• AIM OF THE TASK
Convert the lines of the data below into a Markdown table with the columns Row and Line, skipping blank lines. Start at the line containing "- comment-text: whilewesleepwalking" and end after the line containing "- share-icon[interactable]: [520, 347, 538, 365]".

• SOURCE MATERIAL
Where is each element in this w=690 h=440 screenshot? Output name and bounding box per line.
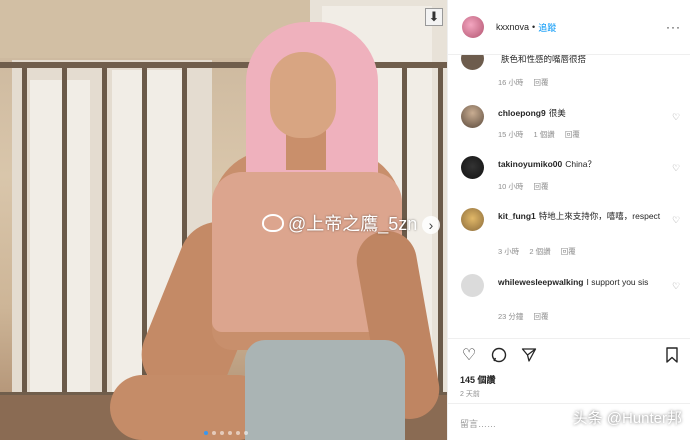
- comment-text: whilewesleepwalking I support you sis: [498, 277, 649, 287]
- comment-username[interactable]: kit_fung1: [498, 211, 536, 221]
- weibo-watermark: @上帝之鷹_5zn: [262, 210, 417, 236]
- share-icon[interactable]: [520, 347, 538, 365]
- comments-list: 肤色和性感的嘴唇很搭 16 小時 回覆 chloepong9 很美 15 小時 1…: [448, 55, 690, 338]
- comment-meta: 16 小時 回覆: [498, 77, 557, 88]
- post-photo: @上帝之鷹_5zn ⬇ ›: [0, 0, 447, 440]
- weibo-icon: [262, 214, 284, 232]
- avatar[interactable]: [461, 208, 484, 231]
- post-side-panel: kxxnova • 追蹤 ··· 肤色和性感的嘴唇很搭 16 小時 回覆 chl…: [447, 0, 690, 440]
- next-slide-button[interactable]: ›: [422, 216, 440, 234]
- heart-icon[interactable]: ♡: [460, 347, 478, 365]
- follow-button[interactable]: 追蹤: [538, 21, 556, 34]
- action-icons: ♡: [460, 347, 538, 365]
- comment-meta: 10 小時 回覆: [498, 181, 557, 192]
- like-comment-icon[interactable]: ♡: [672, 164, 681, 173]
- comment-username[interactable]: takinoyumiko00: [498, 159, 562, 169]
- comment-meta: 23 分鐘 回覆: [498, 311, 557, 322]
- carousel-dot: [212, 431, 216, 435]
- comment-text: takinoyumiko00 China？: [498, 159, 596, 169]
- more-options-icon[interactable]: ···: [666, 20, 681, 34]
- comment-likes[interactable]: 1 個讚: [534, 130, 555, 139]
- download-button[interactable]: ⬇: [425, 8, 443, 26]
- comment-icon[interactable]: [490, 347, 508, 365]
- comment-text: kit_fung1 特地上來支持你，嘻嘻，respect: [498, 211, 661, 221]
- reply-button[interactable]: 回覆: [534, 182, 549, 191]
- comment-meta: 15 小時 1 個讚 回覆: [498, 129, 588, 140]
- comment-time[interactable]: 3 小時: [498, 247, 519, 256]
- likes-count[interactable]: 145 個讚: [460, 373, 496, 386]
- comment-username[interactable]: chloepong9: [498, 108, 546, 118]
- like-comment-icon[interactable]: ♡: [672, 282, 681, 291]
- carousel-dot: [236, 431, 240, 435]
- comment-time[interactable]: 10 小時: [498, 182, 523, 191]
- post-time[interactable]: 2 天前: [460, 389, 480, 399]
- reply-button[interactable]: 回覆: [534, 312, 549, 321]
- avatar[interactable]: [461, 105, 484, 128]
- carousel-dot: [220, 431, 224, 435]
- comment-likes[interactable]: 2 個讚: [529, 247, 550, 256]
- separator-dot: •: [532, 22, 536, 32]
- comment-username[interactable]: whilewesleepwalking: [498, 277, 584, 287]
- comment-text: 肤色和性感的嘴唇很搭: [501, 55, 587, 64]
- comment-time[interactable]: 16 小時: [498, 78, 523, 87]
- avatar[interactable]: [462, 16, 484, 38]
- toutiao-watermark: 头条 @Hunter邦: [572, 410, 682, 427]
- comment-input[interactable]: 留言……: [460, 417, 496, 430]
- carousel-indicator: [204, 431, 248, 435]
- bookmark-icon[interactable]: [665, 347, 679, 365]
- watermark-text: @上帝之鷹_5zn: [288, 214, 418, 234]
- reply-button[interactable]: 回覆: [565, 130, 580, 139]
- username-link[interactable]: kxxnova: [496, 22, 529, 32]
- avatar[interactable]: [461, 156, 484, 179]
- comment-time[interactable]: 15 小時: [498, 130, 523, 139]
- carousel-dot: [228, 431, 232, 435]
- post-header: kxxnova • 追蹤 ···: [448, 0, 690, 55]
- reply-button[interactable]: 回覆: [561, 247, 576, 256]
- comment-meta: 3 小時 2 個讚 回覆: [498, 246, 584, 257]
- comment-text: chloepong9 很美: [498, 108, 566, 118]
- like-comment-icon[interactable]: ♡: [672, 113, 681, 122]
- reply-button[interactable]: 回覆: [534, 78, 549, 87]
- carousel-dot: [244, 431, 248, 435]
- comment-time[interactable]: 23 分鐘: [498, 312, 523, 321]
- like-comment-icon[interactable]: ♡: [672, 216, 681, 225]
- carousel-dot: [204, 431, 208, 435]
- avatar[interactable]: [461, 55, 484, 70]
- avatar[interactable]: [461, 274, 484, 297]
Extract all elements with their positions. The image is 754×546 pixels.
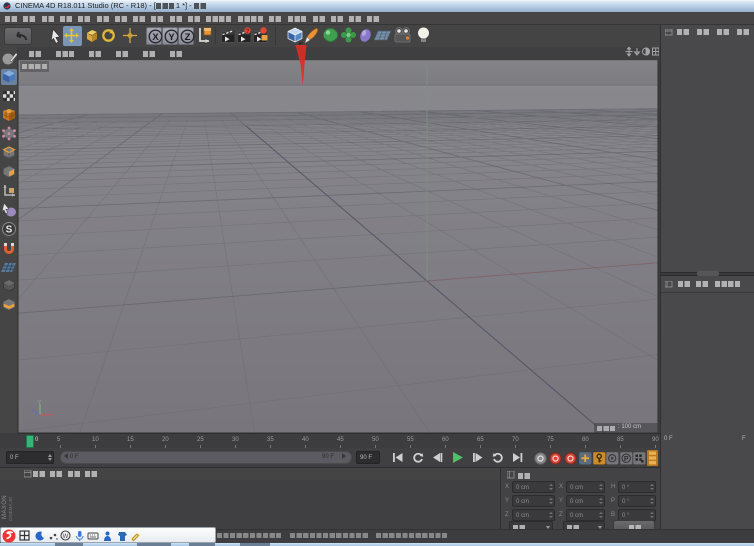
svg-text:X: X xyxy=(152,32,159,43)
svg-text:CINEMA 4D: CINEMA 4D xyxy=(8,496,13,521)
svg-text:?: ? xyxy=(246,29,250,35)
svg-text:W: W xyxy=(63,534,69,540)
svg-text:Z: Z xyxy=(184,32,190,43)
svg-text:S: S xyxy=(6,225,13,236)
svg-text:P: P xyxy=(623,456,628,463)
svg-text:Y: Y xyxy=(168,32,175,43)
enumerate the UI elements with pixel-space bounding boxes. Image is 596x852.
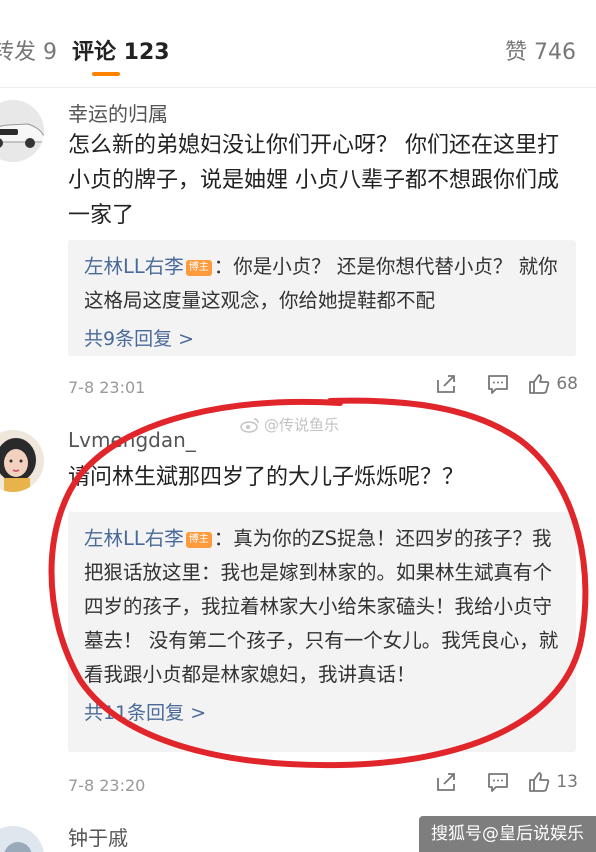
weibo-logo-icon [240,417,259,433]
source-footer: 搜狐号@皇后说娱乐 [419,816,596,852]
comment-actions: 13 [420,770,578,794]
comment-time: 7-8 23:01 [68,378,146,397]
comment-icon[interactable] [472,372,524,396]
reply-text: 左林LL右李 博主 ：真为你的ZS捉急！还四岁的孩子？我把狠话放这里：我也是嫁到林家… [84,522,562,692]
comment-tab-bar: 转发 9 评论 123 赞 746 [0,0,596,88]
comment-icon[interactable] [472,770,524,794]
avatar[interactable] [0,826,44,852]
comment-username[interactable]: 幸运的归属 [68,98,168,127]
car-avatar-image [0,100,44,162]
reply-preview[interactable]: 左林LL右李 博主 ：真为你的ZS捉急！还四岁的孩子？我把狠话放这里：我也是嫁到林家… [68,512,576,752]
like-count: 13 [556,772,578,792]
reply-count-link[interactable]: 共9条回复 > [84,324,562,351]
avatar[interactable] [0,100,44,162]
reply-author[interactable]: 左林LL右李 [84,255,184,278]
comment-text: 请问林生斌那四岁了的大儿子烁烁呢？？ [68,465,465,490]
active-tab-indicator [92,72,120,76]
blogger-badge: 博主 [185,532,212,548]
comment-time: 7-8 23:20 [68,776,146,795]
share-icon[interactable] [420,372,472,396]
watermark: @传说鱼乐 [240,414,339,435]
tab-repost[interactable]: 转发 9 [0,34,57,66]
reply-body: ：真为你的ZS捉急！还四岁的孩子？我把狠话放这里：我也是嫁到林家的。如果林生斌真… [84,527,559,686]
comment-item: Lvmengdan_ 请问林生斌那四岁了的大儿子烁烁呢？？ 左林LL右李 博主 ：真… [0,420,596,800]
tab-likes[interactable]: 赞 746 [505,34,576,66]
reply-preview[interactable]: 左林LL右李 博主 ：你是小贞？ 还是你想代替小贞？ 就你这格局这度量这观念，你给她… [68,240,576,356]
person-avatar-image [0,430,44,492]
share-icon[interactable] [420,770,472,794]
like-count: 68 [556,374,578,394]
comment-item: 幸运的归属 怎么新的弟媳妇没让你们开心呀？ 你们还在这里打小贞的牌子，说是妯娌 … [0,92,596,402]
comment-actions: 68 [420,372,578,396]
tab-comments[interactable]: 评论 123 [72,34,170,66]
comment-username[interactable]: 钟于戚 [68,822,128,851]
avatar-image [0,826,44,852]
like-icon[interactable] [524,770,554,794]
reply-author[interactable]: 左林LL右李 [84,527,184,550]
watermark-text: @传说鱼乐 [264,416,340,434]
reply-count-link[interactable]: 共11条回复 > [84,698,562,725]
comment-username[interactable]: Lvmengdan_ [68,428,196,452]
like-icon[interactable] [524,372,554,396]
avatar[interactable] [0,430,44,492]
blogger-badge: 博主 [185,260,212,276]
comment-text: 怎么新的弟媳妇没让你们开心呀？ 你们还在这里打小贞的牌子，说是妯娌 小贞八辈子都… [68,133,559,228]
reply-text: 左林LL右李 博主 ：你是小贞？ 还是你想代替小贞？ 就你这格局这度量这观念，你给她… [84,250,562,318]
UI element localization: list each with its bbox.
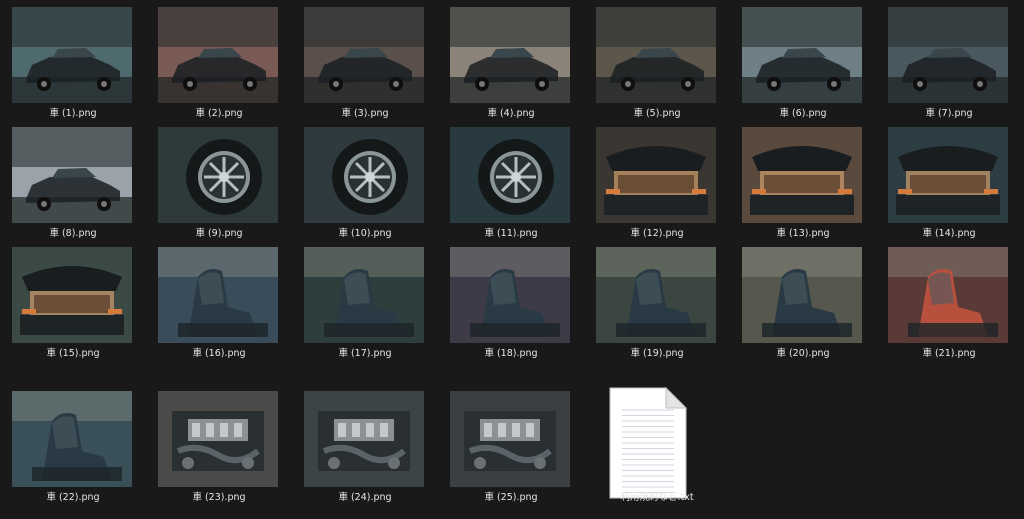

• SOLVED EXERCISE
| Row | Line |
|---|---|
| 1 | - comment-text: whilewesleepwalking I support you sis: [498, 277, 649, 287] |
| 2 | - comment-username[interactable]: kit_fung1: [498, 211, 536, 221] |
| 3 | - weibo-watermark: @上帝之鷹_5zn: [262, 210, 417, 236] |
| 4 | - share-icon[interactable]: [520, 347, 538, 365] |